▶ Your instructions: Find the lines of data that contain the string "İnceleme", then list them.

>> start Data supplied

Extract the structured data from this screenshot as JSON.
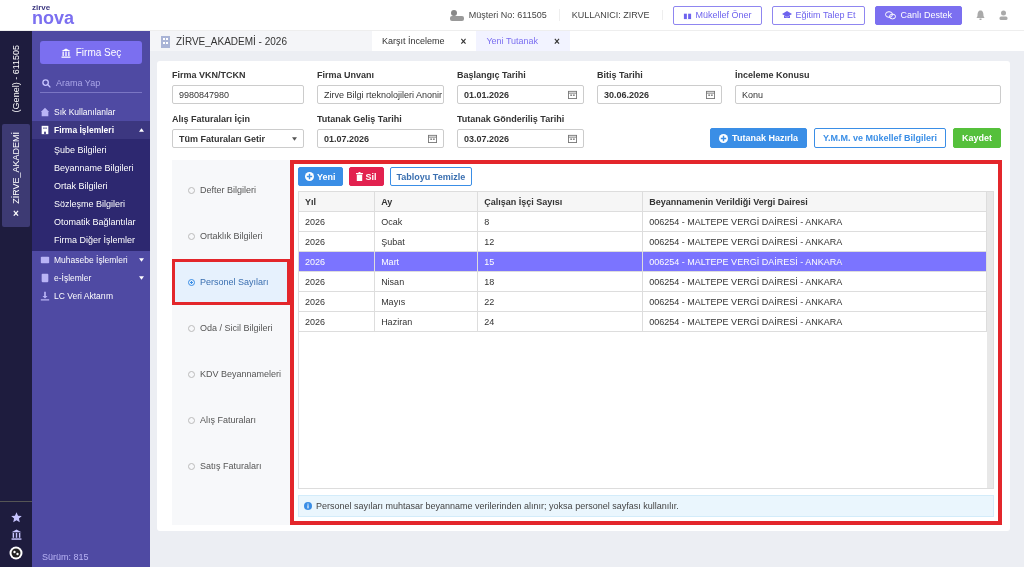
{
  "header": {
    "logo_small": "zirve",
    "logo": "nova",
    "customer": "Müşteri No: 611505",
    "user": "KULLANICI: ZIRVE",
    "buttons": [
      {
        "label": "Mükellef Öner",
        "kind": "outline"
      },
      {
        "label": "Eğitim Talep Et",
        "kind": "outline"
      },
      {
        "label": "Canlı Destek",
        "kind": "filled"
      }
    ]
  },
  "rail": {
    "label": "(Genel) - 611505",
    "tab": "ZİRVE_AKADEMİ",
    "close": "×"
  },
  "sidebar": {
    "select_button": "Firma Seç",
    "search": {
      "placeholder": "Arama Yap"
    },
    "items": [
      {
        "label": "Sık Kullanılanlar",
        "expanded": false
      },
      {
        "label": "Firma İşlemleri",
        "expanded": true,
        "children": [
          {
            "label": "Şube Bilgileri"
          },
          {
            "label": "Beyanname Bilgileri"
          },
          {
            "label": "Ortak Bilgileri"
          },
          {
            "label": "Sözleşme Bilgileri"
          },
          {
            "label": "Otomatik Bağlantılar"
          },
          {
            "label": "Firma Diğer İşlemler"
          }
        ]
      },
      {
        "label": "Muhasebe İşlemleri",
        "expanded": false,
        "has_children": true
      },
      {
        "label": "e-İşlemler",
        "expanded": false,
        "has_children": true
      },
      {
        "label": "LC Veri Aktarım",
        "expanded": false
      }
    ],
    "version": "Sürüm: 815"
  },
  "company": "ZİRVE_AKADEMİ - 2026",
  "tabs": [
    {
      "label": "Karşıt İnceleme",
      "close": "×",
      "selected": false
    },
    {
      "label": "Yeni Tutanak",
      "close": "×",
      "selected": true
    }
  ],
  "form": {
    "fields": [
      {
        "label": "Firma VKN/TCKN",
        "value": "9980847980",
        "kind": "text"
      },
      {
        "label": "Firma Unvanı",
        "value": "Zirve Bilgi rteknolojileri Anonir",
        "kind": "text"
      },
      {
        "label": "Başlangıç Tarihi",
        "value": "01.01.2026",
        "kind": "date"
      },
      {
        "label": "Bitiş Tarihi",
        "value": "30.06.2026",
        "kind": "date"
      },
      {
        "label": "İnceleme Konusu",
        "value": "Konu",
        "kind": "text"
      },
      {
        "label": "Alış Faturaları İçin",
        "value": "Tüm Faturaları Getir",
        "kind": "select"
      },
      {
        "label": "Tutanak Geliş Tarihi",
        "value": "01.07.2026",
        "kind": "date"
      },
      {
        "label": "Tutanak Gönderiliş Tarihi",
        "value": "03.07.2026",
        "kind": "date"
      }
    ],
    "buttons": [
      {
        "label": "Tutanak Hazırla",
        "kind": "primary"
      },
      {
        "label": "Y.M.M. ve Mükellef Bilgileri",
        "kind": "outline"
      },
      {
        "label": "Kaydet",
        "kind": "success"
      }
    ]
  },
  "sections": [
    {
      "label": "Defter Bilgileri",
      "selected": false
    },
    {
      "label": "Ortaklık Bilgileri",
      "selected": false
    },
    {
      "label": "Personel Sayıları",
      "selected": true
    },
    {
      "label": "Oda / Sicil Bilgileri",
      "selected": false
    },
    {
      "label": "KDV Beyannameleri",
      "selected": false
    },
    {
      "label": "Alış Faturaları",
      "selected": false
    },
    {
      "label": "Satış Faturaları",
      "selected": false
    }
  ],
  "toolbar": [
    {
      "label": "Yeni",
      "kind": "add"
    },
    {
      "label": "Sil",
      "kind": "delete"
    },
    {
      "label": "Tabloyu Temizle",
      "kind": "clear"
    }
  ],
  "table": {
    "columns": [
      "Yıl",
      "Ay",
      "Çalışan İşçi Sayısı",
      "Beyannamenin Verildiği Vergi Dairesi"
    ],
    "rows": [
      {
        "cells": [
          "2026",
          "Ocak",
          "8",
          "006254 - MALTEPE VERGİ DAİRESİ - ANKARA"
        ],
        "selected": false
      },
      {
        "cells": [
          "2026",
          "Şubat",
          "12",
          "006254 - MALTEPE VERGİ DAİRESİ - ANKARA"
        ],
        "selected": false
      },
      {
        "cells": [
          "2026",
          "Mart",
          "15",
          "006254 - MALTEPE VERGİ DAİRESİ - ANKARA"
        ],
        "selected": true
      },
      {
        "cells": [
          "2026",
          "Nisan",
          "18",
          "006254 - MALTEPE VERGİ DAİRESİ - ANKARA"
        ],
        "selected": false
      },
      {
        "cells": [
          "2026",
          "Mayıs",
          "22",
          "006254 - MALTEPE VERGİ DAİRESİ - ANKARA"
        ],
        "selected": false
      },
      {
        "cells": [
          "2026",
          "Haziran",
          "24",
          "006254 - MALTEPE VERGİ DAİRESİ - ANKARA"
        ],
        "selected": false
      }
    ]
  },
  "note": "Personel sayıları muhtasar beyanname verilerinden alınır; yoksa personel sayfası kullanılır."
}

>> end Data supplied

▶ Completed task:
      "label": "Karşıt İnceleme",
        "label": "İnceleme Konusu",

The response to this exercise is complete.